Extracted entries:
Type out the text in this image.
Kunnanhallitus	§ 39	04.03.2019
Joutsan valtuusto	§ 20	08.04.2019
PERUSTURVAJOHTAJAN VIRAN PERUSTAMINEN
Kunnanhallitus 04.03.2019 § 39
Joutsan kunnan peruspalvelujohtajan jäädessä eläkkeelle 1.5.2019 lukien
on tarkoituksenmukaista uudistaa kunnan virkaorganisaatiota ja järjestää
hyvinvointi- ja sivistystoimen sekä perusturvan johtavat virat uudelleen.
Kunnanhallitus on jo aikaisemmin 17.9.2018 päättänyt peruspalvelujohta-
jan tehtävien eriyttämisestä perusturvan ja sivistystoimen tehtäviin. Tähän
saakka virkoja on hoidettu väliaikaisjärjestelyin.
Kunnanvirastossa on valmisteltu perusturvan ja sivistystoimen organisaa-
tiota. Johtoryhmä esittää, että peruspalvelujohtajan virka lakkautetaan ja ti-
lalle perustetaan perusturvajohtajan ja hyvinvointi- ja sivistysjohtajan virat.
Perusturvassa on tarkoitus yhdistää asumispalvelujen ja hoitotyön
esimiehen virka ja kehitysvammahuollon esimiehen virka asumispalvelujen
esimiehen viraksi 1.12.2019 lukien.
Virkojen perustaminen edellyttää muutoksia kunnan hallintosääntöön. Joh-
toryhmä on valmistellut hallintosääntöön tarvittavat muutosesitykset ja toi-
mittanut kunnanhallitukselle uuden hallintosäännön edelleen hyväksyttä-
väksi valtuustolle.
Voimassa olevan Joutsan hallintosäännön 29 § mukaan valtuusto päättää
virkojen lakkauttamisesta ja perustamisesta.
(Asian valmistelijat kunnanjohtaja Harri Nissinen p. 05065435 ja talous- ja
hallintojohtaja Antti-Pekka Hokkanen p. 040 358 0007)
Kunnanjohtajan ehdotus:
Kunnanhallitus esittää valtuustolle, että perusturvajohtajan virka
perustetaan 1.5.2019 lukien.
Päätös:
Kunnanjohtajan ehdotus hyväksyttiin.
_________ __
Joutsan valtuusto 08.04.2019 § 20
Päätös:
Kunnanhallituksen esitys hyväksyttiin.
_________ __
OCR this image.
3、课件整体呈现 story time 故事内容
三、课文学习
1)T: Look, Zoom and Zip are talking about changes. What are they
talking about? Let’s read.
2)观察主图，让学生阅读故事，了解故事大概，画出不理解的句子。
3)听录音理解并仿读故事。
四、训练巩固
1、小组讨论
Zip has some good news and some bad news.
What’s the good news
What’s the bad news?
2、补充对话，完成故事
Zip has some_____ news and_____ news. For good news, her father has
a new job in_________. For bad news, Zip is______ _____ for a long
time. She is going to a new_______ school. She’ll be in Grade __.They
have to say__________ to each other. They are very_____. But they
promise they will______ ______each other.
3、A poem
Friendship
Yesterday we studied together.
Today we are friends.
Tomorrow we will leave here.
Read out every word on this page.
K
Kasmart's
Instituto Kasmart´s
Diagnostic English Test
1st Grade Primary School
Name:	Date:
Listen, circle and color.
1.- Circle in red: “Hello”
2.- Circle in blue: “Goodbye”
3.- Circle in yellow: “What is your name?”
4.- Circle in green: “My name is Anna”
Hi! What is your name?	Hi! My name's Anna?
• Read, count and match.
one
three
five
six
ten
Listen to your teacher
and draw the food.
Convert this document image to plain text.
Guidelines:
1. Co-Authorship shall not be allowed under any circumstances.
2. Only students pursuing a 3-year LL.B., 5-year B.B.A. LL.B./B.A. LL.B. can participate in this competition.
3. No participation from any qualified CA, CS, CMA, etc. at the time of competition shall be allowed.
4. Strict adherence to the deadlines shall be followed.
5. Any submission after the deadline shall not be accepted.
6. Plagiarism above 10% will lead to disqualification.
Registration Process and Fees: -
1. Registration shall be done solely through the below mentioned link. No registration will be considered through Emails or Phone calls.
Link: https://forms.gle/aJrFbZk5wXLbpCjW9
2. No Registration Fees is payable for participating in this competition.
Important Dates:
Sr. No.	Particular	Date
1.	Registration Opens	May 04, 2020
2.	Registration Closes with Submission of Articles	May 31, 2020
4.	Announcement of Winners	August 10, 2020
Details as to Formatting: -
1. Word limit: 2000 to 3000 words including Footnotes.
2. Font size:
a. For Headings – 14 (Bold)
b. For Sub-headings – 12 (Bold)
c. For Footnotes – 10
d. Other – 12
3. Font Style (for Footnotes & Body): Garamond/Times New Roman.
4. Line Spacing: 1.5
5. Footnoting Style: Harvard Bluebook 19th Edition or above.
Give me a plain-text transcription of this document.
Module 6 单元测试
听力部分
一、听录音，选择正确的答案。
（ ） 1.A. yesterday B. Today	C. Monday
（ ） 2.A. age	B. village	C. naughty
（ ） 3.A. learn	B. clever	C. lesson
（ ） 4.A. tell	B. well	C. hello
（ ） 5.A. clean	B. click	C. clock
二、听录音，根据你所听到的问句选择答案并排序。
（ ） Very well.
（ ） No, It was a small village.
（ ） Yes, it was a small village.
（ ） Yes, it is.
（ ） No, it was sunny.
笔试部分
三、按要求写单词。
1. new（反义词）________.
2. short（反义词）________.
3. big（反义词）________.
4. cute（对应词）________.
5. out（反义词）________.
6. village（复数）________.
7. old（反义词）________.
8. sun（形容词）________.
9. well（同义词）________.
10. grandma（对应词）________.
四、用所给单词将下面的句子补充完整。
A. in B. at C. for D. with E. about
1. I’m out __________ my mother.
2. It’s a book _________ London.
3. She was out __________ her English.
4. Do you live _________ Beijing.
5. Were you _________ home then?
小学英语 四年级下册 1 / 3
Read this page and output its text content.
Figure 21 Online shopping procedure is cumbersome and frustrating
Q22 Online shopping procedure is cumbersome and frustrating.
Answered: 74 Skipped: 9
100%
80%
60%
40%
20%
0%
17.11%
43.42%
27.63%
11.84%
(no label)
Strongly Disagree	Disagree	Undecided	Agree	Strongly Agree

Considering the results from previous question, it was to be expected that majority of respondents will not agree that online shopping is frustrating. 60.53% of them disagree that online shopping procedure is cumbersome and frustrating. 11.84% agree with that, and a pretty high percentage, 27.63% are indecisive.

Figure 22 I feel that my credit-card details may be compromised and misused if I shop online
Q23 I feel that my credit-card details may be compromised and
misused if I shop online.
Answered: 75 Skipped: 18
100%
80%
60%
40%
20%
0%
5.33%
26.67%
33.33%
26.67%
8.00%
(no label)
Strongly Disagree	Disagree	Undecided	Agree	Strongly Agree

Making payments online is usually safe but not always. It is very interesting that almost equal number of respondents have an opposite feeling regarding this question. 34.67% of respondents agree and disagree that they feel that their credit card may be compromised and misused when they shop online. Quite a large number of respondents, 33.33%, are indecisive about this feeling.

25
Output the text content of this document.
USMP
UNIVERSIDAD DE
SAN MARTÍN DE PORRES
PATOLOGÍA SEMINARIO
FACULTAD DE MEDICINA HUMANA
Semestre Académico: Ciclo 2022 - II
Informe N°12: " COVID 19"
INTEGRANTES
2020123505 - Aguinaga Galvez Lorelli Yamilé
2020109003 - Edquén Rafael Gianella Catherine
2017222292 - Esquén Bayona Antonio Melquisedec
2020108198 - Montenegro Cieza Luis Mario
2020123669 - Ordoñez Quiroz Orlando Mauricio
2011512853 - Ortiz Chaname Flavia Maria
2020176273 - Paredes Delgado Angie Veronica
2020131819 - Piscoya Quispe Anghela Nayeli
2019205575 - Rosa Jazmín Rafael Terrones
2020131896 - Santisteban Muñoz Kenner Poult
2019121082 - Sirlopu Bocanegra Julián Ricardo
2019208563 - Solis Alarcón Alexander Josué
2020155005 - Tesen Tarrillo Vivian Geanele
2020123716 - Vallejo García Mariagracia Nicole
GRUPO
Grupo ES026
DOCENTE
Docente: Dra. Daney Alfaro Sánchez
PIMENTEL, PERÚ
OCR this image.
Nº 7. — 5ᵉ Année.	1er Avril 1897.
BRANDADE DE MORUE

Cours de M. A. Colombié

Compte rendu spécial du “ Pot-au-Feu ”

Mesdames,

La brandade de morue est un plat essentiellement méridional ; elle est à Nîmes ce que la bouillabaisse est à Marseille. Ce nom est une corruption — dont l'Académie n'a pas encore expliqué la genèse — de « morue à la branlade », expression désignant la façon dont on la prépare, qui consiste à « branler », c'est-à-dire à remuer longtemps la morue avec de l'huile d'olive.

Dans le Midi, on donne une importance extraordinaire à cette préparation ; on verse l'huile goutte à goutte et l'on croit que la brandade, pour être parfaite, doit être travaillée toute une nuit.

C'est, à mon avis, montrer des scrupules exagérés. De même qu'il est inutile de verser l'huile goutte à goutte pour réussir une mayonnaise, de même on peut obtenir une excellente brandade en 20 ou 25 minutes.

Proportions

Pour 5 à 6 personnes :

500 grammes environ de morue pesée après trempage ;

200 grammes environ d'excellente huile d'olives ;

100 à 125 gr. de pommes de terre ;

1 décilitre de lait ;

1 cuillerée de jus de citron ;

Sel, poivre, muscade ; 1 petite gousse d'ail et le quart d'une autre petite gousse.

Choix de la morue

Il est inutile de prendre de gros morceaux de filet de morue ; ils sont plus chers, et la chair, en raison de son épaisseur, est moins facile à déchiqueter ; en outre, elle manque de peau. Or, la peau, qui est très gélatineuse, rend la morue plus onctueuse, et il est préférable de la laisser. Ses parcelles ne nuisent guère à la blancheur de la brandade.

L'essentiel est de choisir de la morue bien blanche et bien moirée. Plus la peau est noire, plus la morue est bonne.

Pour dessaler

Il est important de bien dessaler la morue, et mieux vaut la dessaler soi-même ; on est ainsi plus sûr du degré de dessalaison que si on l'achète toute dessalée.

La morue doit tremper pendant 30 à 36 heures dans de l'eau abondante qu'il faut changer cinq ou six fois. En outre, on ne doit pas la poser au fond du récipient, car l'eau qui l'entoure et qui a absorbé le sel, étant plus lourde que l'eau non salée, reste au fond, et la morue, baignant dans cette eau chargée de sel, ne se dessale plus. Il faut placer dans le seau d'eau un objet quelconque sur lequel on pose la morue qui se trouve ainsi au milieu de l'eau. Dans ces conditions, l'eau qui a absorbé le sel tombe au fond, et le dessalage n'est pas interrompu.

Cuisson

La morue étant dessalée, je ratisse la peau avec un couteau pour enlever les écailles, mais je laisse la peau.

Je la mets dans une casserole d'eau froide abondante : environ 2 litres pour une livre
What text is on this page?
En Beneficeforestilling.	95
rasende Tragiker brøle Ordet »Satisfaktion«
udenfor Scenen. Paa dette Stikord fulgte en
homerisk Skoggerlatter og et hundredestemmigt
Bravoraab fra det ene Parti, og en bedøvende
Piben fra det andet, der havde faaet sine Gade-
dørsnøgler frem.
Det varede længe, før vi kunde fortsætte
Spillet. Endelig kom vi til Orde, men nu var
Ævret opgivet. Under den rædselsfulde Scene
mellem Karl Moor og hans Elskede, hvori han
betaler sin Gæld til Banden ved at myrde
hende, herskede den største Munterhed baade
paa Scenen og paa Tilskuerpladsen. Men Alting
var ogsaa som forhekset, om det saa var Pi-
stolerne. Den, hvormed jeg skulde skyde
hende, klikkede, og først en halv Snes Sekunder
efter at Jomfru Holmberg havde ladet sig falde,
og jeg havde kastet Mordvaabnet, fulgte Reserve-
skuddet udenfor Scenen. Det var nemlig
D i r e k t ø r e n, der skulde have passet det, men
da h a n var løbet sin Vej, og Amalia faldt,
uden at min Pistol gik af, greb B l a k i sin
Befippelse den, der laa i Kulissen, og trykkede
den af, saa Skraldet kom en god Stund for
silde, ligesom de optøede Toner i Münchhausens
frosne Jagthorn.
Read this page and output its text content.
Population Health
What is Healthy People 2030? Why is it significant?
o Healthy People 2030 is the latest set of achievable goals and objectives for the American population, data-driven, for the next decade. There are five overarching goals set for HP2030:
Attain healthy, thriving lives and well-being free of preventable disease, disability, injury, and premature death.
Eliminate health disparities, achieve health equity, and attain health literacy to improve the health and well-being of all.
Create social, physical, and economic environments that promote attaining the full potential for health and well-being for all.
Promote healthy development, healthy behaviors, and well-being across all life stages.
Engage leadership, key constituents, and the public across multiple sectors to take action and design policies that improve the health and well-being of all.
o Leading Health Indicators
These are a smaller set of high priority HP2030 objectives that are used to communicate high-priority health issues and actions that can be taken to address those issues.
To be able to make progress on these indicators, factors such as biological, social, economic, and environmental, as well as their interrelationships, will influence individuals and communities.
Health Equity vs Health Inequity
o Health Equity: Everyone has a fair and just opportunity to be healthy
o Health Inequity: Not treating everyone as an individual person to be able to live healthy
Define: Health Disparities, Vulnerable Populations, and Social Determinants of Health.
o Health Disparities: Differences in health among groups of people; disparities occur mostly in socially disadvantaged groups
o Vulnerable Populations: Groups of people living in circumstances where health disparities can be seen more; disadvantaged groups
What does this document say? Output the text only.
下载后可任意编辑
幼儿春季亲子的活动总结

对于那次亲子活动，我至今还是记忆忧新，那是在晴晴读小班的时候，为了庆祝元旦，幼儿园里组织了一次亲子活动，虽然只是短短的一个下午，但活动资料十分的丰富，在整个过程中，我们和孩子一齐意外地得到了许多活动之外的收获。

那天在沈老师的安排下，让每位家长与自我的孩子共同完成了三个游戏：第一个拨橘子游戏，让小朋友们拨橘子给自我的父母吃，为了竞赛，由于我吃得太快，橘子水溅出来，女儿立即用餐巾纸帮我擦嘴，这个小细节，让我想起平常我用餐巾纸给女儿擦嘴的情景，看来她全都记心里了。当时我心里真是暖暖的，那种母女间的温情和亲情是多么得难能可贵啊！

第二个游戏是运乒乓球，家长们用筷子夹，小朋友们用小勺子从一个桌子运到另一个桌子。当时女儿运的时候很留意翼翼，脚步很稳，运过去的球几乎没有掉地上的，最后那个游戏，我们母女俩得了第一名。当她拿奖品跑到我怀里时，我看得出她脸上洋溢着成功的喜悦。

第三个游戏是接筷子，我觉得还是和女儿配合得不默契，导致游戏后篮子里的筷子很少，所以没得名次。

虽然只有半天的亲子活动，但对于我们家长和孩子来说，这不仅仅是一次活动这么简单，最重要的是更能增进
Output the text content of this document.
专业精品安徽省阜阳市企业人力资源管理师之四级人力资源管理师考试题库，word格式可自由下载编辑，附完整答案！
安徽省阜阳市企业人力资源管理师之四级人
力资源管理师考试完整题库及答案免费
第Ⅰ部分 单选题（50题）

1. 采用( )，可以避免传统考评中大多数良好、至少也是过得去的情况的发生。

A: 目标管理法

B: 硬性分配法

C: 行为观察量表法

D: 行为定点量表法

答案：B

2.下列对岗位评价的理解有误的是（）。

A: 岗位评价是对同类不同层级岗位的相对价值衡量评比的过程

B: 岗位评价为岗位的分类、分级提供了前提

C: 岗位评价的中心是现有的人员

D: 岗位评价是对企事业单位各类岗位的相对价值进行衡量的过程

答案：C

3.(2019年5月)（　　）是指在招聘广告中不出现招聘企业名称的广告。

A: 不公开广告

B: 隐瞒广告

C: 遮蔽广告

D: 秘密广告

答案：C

Stated problem: Which lines of the data include "improve"? Copy each of them.

Written response:
Eliminate health disparities, achieve health equity, and attain health literacy to improve the health and well-being of all.
Engage leadership, key constituents, and the public across multiple sectors to take action and design policies that improve the health and well-being of all.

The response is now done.